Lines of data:

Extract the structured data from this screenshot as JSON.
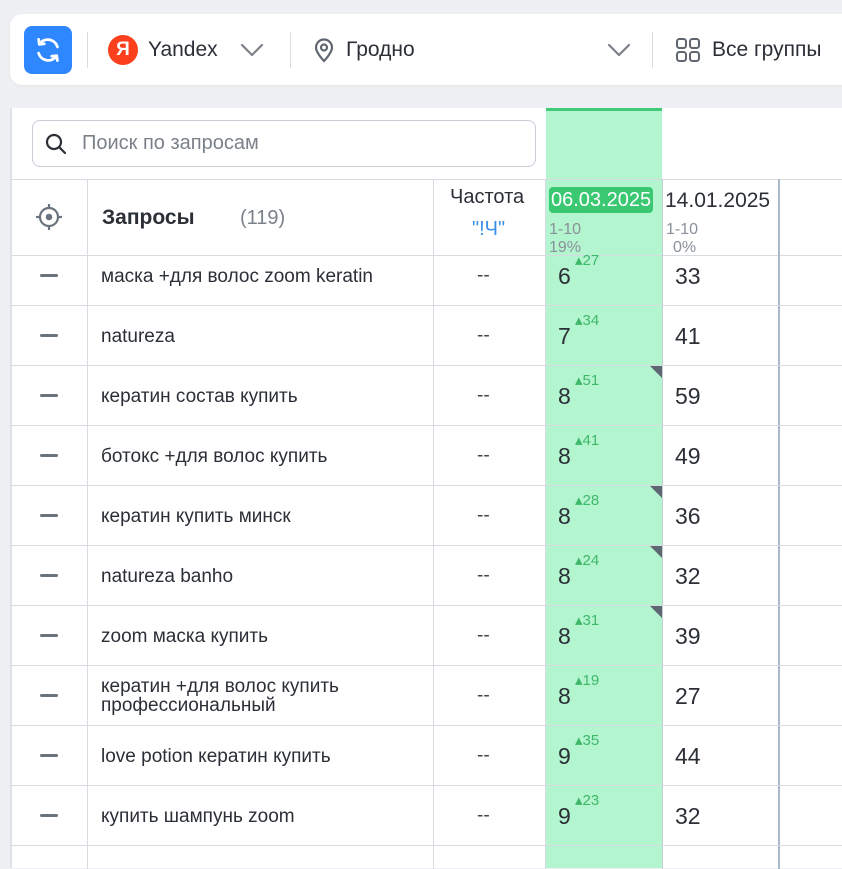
{
  "toolbar": {
    "engine": "Yandex",
    "engine_logo_letter": "Я",
    "region": "Гродно",
    "groups": "Все группы"
  },
  "search": {
    "placeholder": "Поиск по запросам"
  },
  "table": {
    "header": {
      "queries_label": "Запросы",
      "queries_count": "(119)",
      "freq_label": "Частота",
      "freq_mode": "\"!Ч\"",
      "date1": "06.03.2025",
      "date1_range": "1-10",
      "date1_pct": "19%",
      "date2": "14.01.2025",
      "date2_range": "1-10",
      "date2_pct": "0%"
    },
    "rows": [
      {
        "query": "маска +для волос zoom keratin",
        "freq": "--",
        "pos": "6",
        "delta": "▴27",
        "prev": "33",
        "flag": false
      },
      {
        "query": "natureza",
        "freq": "--",
        "pos": "7",
        "delta": "▴34",
        "prev": "41",
        "flag": false
      },
      {
        "query": "кератин состав купить",
        "freq": "--",
        "pos": "8",
        "delta": "▴51",
        "prev": "59",
        "flag": true
      },
      {
        "query": "ботокс +для волос купить",
        "freq": "--",
        "pos": "8",
        "delta": "▴41",
        "prev": "49",
        "flag": false
      },
      {
        "query": "кератин купить минск",
        "freq": "--",
        "pos": "8",
        "delta": "▴28",
        "prev": "36",
        "flag": true
      },
      {
        "query": "natureza banho",
        "freq": "--",
        "pos": "8",
        "delta": "▴24",
        "prev": "32",
        "flag": true
      },
      {
        "query": "zoom маска купить",
        "freq": "--",
        "pos": "8",
        "delta": "▴31",
        "prev": "39",
        "flag": true
      },
      {
        "query": "кератин +для волос купить профессиональный",
        "freq": "--",
        "pos": "8",
        "delta": "▴19",
        "prev": "27",
        "flag": false
      },
      {
        "query": "love potion кератин купить",
        "freq": "--",
        "pos": "9",
        "delta": "▴35",
        "prev": "44",
        "flag": false
      },
      {
        "query": "купить шампунь zoom",
        "freq": "--",
        "pos": "9",
        "delta": "▴23",
        "prev": "32",
        "flag": false
      }
    ]
  }
}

#### [Task objective]
Transcribe all the lines above exactly, apart from the pictures.

#### [Output for this exercise]
Extract the structured data from this screenshot as JSON.
{
  "toolbar": {
    "engine": "Yandex",
    "engine_logo_letter": "Я",
    "region": "Гродно",
    "groups": "Все группы"
  },
  "search": {
    "placeholder": "Поиск по запросам"
  },
  "table": {
    "header": {
      "queries_label": "Запросы",
      "queries_count": "(119)",
      "freq_label": "Частота",
      "freq_mode": "\"!Ч\"",
      "date1": "06.03.2025",
      "date1_range": "1-10",
      "date1_pct": "19%",
      "date2": "14.01.2025",
      "date2_range": "1-10",
      "date2_pct": "0%"
    },
    "rows": [
      {
        "query": "маска +для волос zoom keratin",
        "freq": "--",
        "pos": "6",
        "delta": "▴27",
        "prev": "33",
        "flag": false
      },
      {
        "query": "natureza",
        "freq": "--",
        "pos": "7",
        "delta": "▴34",
        "prev": "41",
        "flag": false
      },
      {
        "query": "кератин состав купить",
        "freq": "--",
        "pos": "8",
        "delta": "▴51",
        "prev": "59",
        "flag": true
      },
      {
        "query": "ботокс +для волос купить",
        "freq": "--",
        "pos": "8",
        "delta": "▴41",
        "prev": "49",
        "flag": false
      },
      {
        "query": "кератин купить минск",
        "freq": "--",
        "pos": "8",
        "delta": "▴28",
        "prev": "36",
        "flag": true
      },
      {
        "query": "natureza banho",
        "freq": "--",
        "pos": "8",
        "delta": "▴24",
        "prev": "32",
        "flag": true
      },
      {
        "query": "zoom маска купить",
        "freq": "--",
        "pos": "8",
        "delta": "▴31",
        "prev": "39",
        "flag": true
      },
      {
        "query": "кератин +для волос купить профессиональный",
        "freq": "--",
        "pos": "8",
        "delta": "▴19",
        "prev": "27",
        "flag": false
      },
      {
        "query": "love potion кератин купить",
        "freq": "--",
        "pos": "9",
        "delta": "▴35",
        "prev": "44",
        "flag": false
      },
      {
        "query": "купить шампунь zoom",
        "freq": "--",
        "pos": "9",
        "delta": "▴23",
        "prev": "32",
        "flag": false
      }
    ]
  }
}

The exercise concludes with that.